Required work:
Copy out the records word for word, from their first line through the line containing "The section 4 is at (150, 698).", with both ends included.

(Stored entries)
● ● ● ● ● ● ●
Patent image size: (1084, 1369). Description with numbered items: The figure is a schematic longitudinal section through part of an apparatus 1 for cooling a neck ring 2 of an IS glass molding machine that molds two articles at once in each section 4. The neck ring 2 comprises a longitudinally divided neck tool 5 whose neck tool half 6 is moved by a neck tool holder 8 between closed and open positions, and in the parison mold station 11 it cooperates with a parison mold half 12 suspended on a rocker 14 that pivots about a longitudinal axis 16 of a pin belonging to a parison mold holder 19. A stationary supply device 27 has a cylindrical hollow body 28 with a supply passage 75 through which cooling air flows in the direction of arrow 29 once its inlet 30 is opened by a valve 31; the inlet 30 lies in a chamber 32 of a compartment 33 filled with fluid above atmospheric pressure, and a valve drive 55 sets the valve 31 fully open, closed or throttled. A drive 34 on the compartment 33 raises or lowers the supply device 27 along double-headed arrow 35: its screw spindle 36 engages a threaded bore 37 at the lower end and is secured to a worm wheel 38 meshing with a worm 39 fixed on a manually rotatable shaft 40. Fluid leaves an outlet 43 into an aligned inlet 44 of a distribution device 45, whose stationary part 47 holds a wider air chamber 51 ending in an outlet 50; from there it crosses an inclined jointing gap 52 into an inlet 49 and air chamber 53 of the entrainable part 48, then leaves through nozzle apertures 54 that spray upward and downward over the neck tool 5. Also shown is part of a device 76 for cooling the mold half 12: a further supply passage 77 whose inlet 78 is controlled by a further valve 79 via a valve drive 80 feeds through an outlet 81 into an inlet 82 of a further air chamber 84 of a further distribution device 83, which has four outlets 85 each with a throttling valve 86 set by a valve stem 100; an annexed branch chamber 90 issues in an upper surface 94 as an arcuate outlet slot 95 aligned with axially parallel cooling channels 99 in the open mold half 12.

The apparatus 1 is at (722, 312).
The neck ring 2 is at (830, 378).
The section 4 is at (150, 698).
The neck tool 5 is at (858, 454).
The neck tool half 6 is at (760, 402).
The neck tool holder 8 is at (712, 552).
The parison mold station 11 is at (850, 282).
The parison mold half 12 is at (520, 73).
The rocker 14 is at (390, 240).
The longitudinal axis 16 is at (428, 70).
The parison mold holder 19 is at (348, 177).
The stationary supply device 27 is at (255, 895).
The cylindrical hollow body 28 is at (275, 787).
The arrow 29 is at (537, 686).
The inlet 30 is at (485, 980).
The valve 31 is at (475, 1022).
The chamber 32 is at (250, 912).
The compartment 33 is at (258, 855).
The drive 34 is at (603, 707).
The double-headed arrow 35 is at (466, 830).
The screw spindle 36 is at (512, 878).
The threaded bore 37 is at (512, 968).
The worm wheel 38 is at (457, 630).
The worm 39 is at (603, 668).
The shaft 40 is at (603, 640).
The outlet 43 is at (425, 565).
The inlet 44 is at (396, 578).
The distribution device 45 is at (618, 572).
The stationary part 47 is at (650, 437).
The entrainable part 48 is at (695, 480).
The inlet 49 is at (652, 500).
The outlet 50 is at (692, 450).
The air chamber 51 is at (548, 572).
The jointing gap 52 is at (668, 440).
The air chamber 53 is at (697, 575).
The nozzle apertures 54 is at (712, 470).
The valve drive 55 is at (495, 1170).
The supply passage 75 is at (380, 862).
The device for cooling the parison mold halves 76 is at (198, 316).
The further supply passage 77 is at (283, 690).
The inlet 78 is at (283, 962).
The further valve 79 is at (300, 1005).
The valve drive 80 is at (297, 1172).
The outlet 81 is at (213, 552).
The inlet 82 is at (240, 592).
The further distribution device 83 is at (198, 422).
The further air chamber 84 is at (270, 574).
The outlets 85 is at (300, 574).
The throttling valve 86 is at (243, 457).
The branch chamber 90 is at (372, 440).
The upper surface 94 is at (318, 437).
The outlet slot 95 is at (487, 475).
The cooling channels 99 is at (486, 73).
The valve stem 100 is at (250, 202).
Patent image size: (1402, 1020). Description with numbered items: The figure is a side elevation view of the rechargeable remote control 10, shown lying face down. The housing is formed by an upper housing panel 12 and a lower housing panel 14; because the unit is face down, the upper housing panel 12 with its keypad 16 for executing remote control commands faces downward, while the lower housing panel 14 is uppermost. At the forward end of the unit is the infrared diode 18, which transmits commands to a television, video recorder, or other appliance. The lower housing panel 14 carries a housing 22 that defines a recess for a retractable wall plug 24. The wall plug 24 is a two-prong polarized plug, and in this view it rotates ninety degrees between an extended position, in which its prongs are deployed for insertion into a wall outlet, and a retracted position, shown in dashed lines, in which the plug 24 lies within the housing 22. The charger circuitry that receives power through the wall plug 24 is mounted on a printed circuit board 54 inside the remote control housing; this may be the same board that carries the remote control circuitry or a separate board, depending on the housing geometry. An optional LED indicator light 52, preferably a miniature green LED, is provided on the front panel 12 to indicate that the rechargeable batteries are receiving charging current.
● ● ● ● ● ● ●
Solution to this problem:
Patent image size: (1084, 1369). Description with numbered items: The figure is a schematic longitudinal section through part of an apparatus 1 for cooling a neck ring 2 of an IS glass molding machine that molds two articles at once in each section 4. The neck ring 2 comprises a longitudinally divided neck tool 5 whose neck tool half 6 is moved by a neck tool holder 8 between closed and open positions, and in the parison mold station 11 it cooperates with a parison mold half 12 suspended on a rocker 14 that pivots about a longitudinal axis 16 of a pin belonging to a parison mold holder 19. A stationary supply device 27 has a cylindrical hollow body 28 with a supply passage 75 through which cooling air flows in the direction of arrow 29 once its inlet 30 is opened by a valve 31; the inlet 30 lies in a chamber 32 of a compartment 33 filled with fluid above atmospheric pressure, and a valve drive 55 sets the valve 31 fully open, closed or throttled. A drive 34 on the compartment 33 raises or lowers the supply device 27 along double-headed arrow 35: its screw spindle 36 engages a threaded bore 37 at the lower end and is secured to a worm wheel 38 meshing with a worm 39 fixed on a manually rotatable shaft 40. Fluid leaves an outlet 43 into an aligned inlet 44 of a distribution device 45, whose stationary part 47 holds a wider air chamber 51 ending in an outlet 50; from there it crosses an inclined jointing gap 52 into an inlet 49 and air chamber 53 of the entrainable part 48, then leaves through nozzle apertures 54 that spray upward and downward over the neck tool 5. Also shown is part of a device 76 for cooling the mold half 12: a further supply passage 77 whose inlet 78 is controlled by a further valve 79 via a valve drive 80 feeds through an outlet 81 into an inlet 82 of a further air chamber 84 of a further distribution device 83, which has four outlets 85 each with a throttling valve 86 set by a valve stem 100; an annexed branch chamber 90 issues in an upper surface 94 as an arcuate outlet slot 95 aligned with axially parallel cooling channels 99 in the open mold half 12.

The apparatus 1 is at (722, 312).
The neck ring 2 is at (830, 378).
The section 4 is at (150, 698).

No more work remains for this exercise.